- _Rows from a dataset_
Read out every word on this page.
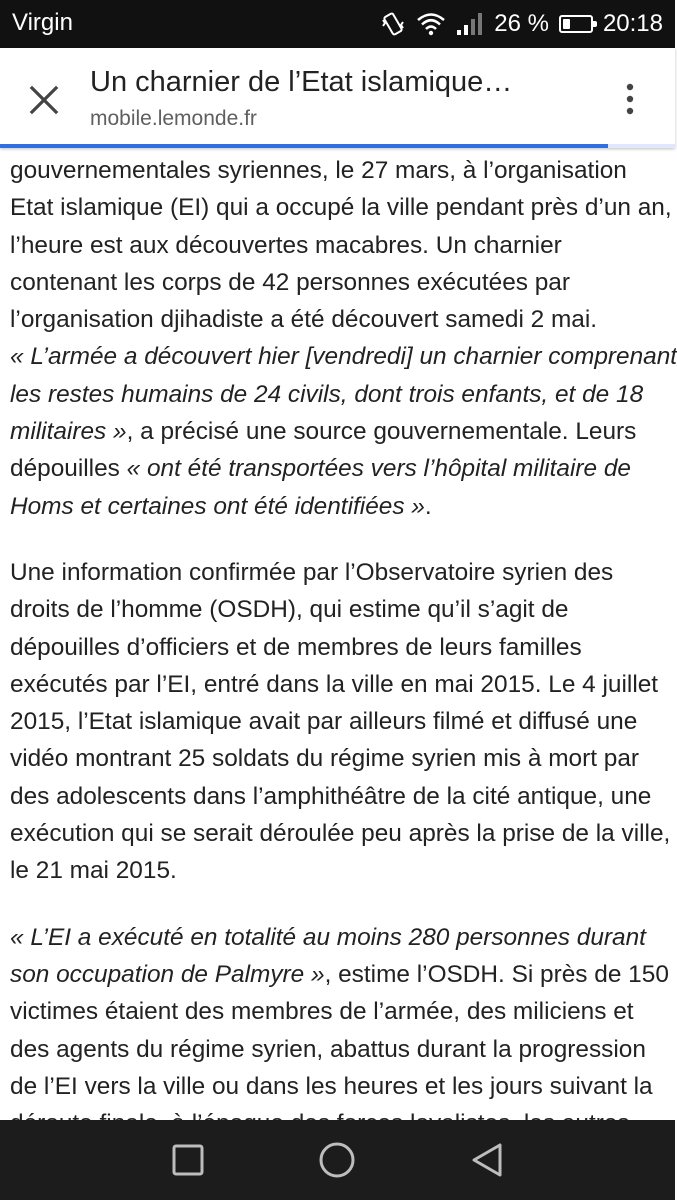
Virgin	26 % 20:18
Un charnier de l’Etat islamique…
mobile.lemonde.fr

gouvernementales syriennes, le 27 mars, à l’organisation

Etat islamique (EI) qui a occupé la ville pendant près d’un an,

l’heure est aux découvertes macabres. Un charnier

contenant les corps de 42 personnes exécutées par

l’organisation djihadiste a été découvert samedi 2 mai.

« L’armée a découvert hier [vendredi] un charnier comprenant

les restes humains de 24 civils, dont trois enfants, et de 18

militaires », a précisé une source gouvernementale. Leurs

dépouilles « ont été transportées vers l’hôpital militaire de

Homs et certaines ont été identifiées ».

Une information confirmée par l’Observatoire syrien des

droits de l’homme (OSDH), qui estime qu’il s’agit de

dépouilles d’officiers et de membres de leurs familles

exécutés par l’EI, entré dans la ville en mai 2015. Le 4 juillet

2015, l’Etat islamique avait par ailleurs filmé et diffusé une

vidéo montrant 25 soldats du régime syrien mis à mort par

des adolescents dans l’amphithéâtre de la cité antique, une

exécution qui se serait déroulée peu après la prise de la ville,

le 21 mai 2015.

« L’EI a exécuté en totalité au moins 280 personnes durant

son occupation de Palmyre », estime l’OSDH. Si près de 150

victimes étaient des membres de l’armée, des miliciens et

des agents du régime syrien, abattus durant la progression

de l’EI vers la ville ou dans les heures et les jours suivant la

- _WRITTEN TASK_
Lines containing the word "membres" must all be returned from the material above.

- _TASK OUTPUT_
dépouilles d’officiers et de membres de leurs familles
victimes étaient des membres de l’armée, des miliciens et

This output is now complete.